_Supplied information_
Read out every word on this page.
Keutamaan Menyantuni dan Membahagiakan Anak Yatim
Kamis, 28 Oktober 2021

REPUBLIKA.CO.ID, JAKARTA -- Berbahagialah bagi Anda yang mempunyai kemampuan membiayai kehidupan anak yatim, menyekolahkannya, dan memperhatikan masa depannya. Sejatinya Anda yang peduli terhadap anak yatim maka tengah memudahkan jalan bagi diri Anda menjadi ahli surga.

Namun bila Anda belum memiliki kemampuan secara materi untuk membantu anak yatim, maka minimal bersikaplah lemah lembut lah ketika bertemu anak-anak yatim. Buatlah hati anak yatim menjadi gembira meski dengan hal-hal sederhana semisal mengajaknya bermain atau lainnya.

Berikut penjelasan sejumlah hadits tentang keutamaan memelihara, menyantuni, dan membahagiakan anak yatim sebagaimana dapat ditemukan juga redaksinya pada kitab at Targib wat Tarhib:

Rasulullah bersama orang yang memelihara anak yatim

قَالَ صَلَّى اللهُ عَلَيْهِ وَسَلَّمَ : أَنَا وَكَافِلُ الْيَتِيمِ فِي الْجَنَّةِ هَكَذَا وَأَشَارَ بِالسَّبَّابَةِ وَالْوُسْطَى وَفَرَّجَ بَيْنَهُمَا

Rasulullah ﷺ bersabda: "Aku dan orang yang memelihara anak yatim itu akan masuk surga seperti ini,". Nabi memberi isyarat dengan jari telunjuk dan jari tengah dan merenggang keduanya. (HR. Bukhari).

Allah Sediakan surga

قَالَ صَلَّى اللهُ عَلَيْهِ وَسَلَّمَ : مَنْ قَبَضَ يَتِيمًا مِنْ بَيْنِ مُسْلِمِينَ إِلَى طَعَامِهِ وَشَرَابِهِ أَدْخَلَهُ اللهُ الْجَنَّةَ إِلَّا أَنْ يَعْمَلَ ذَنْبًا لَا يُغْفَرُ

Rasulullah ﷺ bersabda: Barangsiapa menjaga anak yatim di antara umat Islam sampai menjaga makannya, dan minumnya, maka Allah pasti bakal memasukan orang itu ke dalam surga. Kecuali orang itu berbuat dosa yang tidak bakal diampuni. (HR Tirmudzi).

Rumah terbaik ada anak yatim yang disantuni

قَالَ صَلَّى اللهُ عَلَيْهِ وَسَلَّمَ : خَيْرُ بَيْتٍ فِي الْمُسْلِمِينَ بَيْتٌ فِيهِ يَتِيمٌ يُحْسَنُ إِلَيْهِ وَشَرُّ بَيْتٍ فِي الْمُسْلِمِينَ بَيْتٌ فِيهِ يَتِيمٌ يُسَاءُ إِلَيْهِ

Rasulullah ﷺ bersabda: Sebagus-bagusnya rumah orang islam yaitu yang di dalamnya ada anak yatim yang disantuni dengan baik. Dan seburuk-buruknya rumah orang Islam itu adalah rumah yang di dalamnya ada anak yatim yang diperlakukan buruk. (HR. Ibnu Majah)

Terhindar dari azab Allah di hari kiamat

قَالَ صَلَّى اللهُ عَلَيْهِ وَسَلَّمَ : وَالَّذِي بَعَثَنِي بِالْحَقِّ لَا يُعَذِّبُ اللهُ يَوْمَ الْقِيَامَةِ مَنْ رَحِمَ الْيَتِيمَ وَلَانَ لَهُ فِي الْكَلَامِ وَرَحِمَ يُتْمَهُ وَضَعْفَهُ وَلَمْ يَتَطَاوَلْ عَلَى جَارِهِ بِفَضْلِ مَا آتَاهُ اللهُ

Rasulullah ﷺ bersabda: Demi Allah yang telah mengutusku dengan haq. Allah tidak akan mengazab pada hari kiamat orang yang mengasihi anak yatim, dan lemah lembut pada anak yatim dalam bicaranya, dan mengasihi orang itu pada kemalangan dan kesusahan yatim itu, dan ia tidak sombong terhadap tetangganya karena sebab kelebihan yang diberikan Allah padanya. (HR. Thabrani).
==
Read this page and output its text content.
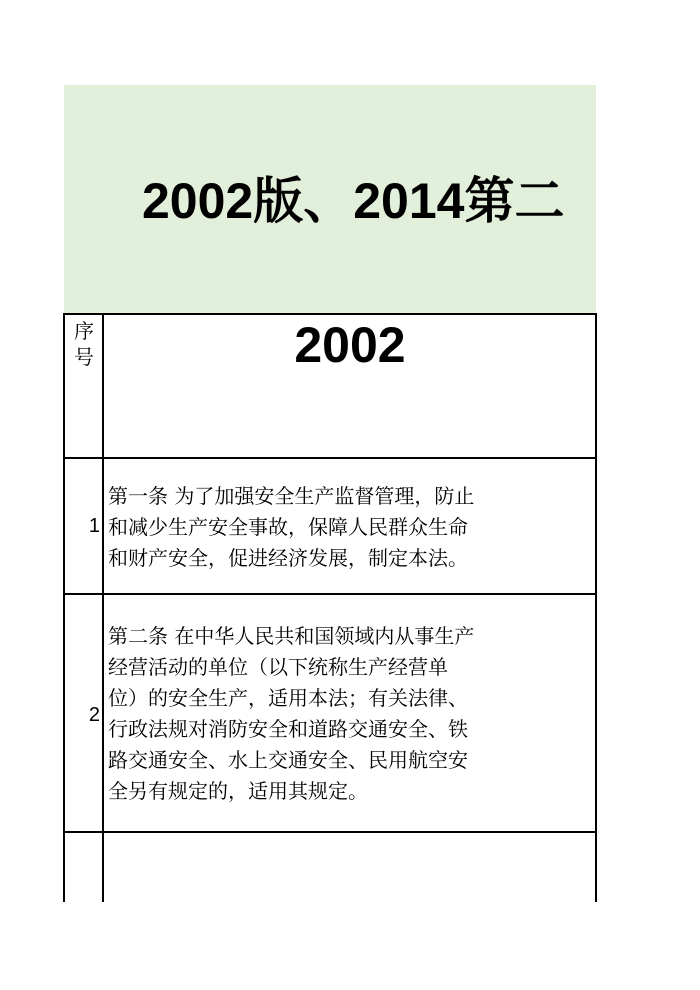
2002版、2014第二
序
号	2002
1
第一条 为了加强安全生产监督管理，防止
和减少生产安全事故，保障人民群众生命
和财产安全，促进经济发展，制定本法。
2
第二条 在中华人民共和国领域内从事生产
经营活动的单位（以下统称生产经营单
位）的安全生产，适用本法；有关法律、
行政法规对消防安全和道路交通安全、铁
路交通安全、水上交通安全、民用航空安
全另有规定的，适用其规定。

_Written exercise_
How many lines of these entries hold the string "terhadap"? Answer with the number alone.

_In response_
2